Records to use
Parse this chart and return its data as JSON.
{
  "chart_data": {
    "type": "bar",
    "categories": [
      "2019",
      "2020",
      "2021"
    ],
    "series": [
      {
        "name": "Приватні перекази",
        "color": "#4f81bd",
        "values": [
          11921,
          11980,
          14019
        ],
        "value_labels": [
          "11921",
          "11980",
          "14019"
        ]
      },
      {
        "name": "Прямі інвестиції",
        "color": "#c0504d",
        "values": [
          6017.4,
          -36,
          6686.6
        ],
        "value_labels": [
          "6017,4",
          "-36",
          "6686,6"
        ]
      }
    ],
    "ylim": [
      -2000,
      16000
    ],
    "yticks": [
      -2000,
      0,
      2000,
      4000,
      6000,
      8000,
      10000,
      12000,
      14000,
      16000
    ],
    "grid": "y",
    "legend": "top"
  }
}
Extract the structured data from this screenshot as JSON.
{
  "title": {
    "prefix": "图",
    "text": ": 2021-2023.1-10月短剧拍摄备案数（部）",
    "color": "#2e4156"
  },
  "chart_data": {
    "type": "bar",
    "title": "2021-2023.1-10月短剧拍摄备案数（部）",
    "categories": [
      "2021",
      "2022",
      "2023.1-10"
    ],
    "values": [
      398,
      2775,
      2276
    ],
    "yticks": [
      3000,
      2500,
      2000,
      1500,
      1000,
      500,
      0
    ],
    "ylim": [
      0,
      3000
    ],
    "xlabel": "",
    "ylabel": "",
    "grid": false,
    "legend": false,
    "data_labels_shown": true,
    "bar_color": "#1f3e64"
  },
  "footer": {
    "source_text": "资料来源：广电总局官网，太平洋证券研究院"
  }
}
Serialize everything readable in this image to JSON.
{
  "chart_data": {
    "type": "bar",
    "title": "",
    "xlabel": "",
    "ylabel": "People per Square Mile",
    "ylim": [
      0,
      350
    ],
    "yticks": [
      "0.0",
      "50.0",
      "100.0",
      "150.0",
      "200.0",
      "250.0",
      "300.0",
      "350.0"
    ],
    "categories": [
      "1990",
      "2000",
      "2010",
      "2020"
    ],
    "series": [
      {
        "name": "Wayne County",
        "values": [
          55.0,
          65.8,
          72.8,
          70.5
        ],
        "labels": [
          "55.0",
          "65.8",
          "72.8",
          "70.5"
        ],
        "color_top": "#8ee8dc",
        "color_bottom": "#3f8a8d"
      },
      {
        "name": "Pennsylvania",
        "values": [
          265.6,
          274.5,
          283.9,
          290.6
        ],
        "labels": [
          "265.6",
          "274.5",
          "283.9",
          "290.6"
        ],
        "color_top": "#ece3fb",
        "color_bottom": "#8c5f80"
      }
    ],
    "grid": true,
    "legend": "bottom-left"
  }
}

Challenge
Repeat exactly the lines above from the line that contains "Extract the structured" through the end. Include both of these ends; leave out everything else.

The answer
Extract the structured data from this screenshot as JSON.
{
  "title": {
    "prefix": "图",
    "text": ": 2021-2023.1-10月短剧拍摄备案数（部）",
    "color": "#2e4156"
  },
  "chart_data": {
    "type": "bar",
    "title": "2021-2023.1-10月短剧拍摄备案数（部）",
    "categories": [
      "2021",
      "2022",
      "2023.1-10"
    ],
    "values": [
      398,
      2775,
      2276
    ],
    "yticks": [
      3000,
      2500,
      2000,
      1500,
      1000,
      500,
      0
    ],
    "ylim": [
      0,
      3000
    ],
    "xlabel": "",
    "ylabel": "",
    "grid": false,
    "legend": false,
    "data_labels_shown": true,
    "bar_color": "#1f3e64"
  },
  "footer": {
    "source_text": "资料来源：广电总局官网，太平洋证券研究院"
  }
}
Serialize everything readable in this image to JSON.
{
  "chart_data": {
    "type": "bar",
    "title": "",
    "xlabel": "",
    "ylabel": "People per Square Mile",
    "ylim": [
      0,
      350
    ],
    "yticks": [
      "0.0",
      "50.0",
      "100.0",
      "150.0",
      "200.0",
      "250.0",
      "300.0",
      "350.0"
    ],
    "categories": [
      "1990",
      "2000",
      "2010",
      "2020"
    ],
    "series": [
      {
        "name": "Wayne County",
        "values": [
          55.0,
          65.8,
          72.8,
          70.5
        ],
        "labels": [
          "55.0",
          "65.8",
          "72.8",
          "70.5"
        ],
        "color_top": "#8ee8dc",
        "color_bottom": "#3f8a8d"
      },
      {
        "name": "Pennsylvania",
        "values": [
          265.6,
          274.5,
          283.9,
          290.6
        ],
        "labels": [
          "265.6",
          "274.5",
          "283.9",
          "290.6"
        ],
        "color_top": "#ece3fb",
        "color_bottom": "#8c5f80"
      }
    ],
    "grid": true,
    "legend": "bottom-left"
  }
}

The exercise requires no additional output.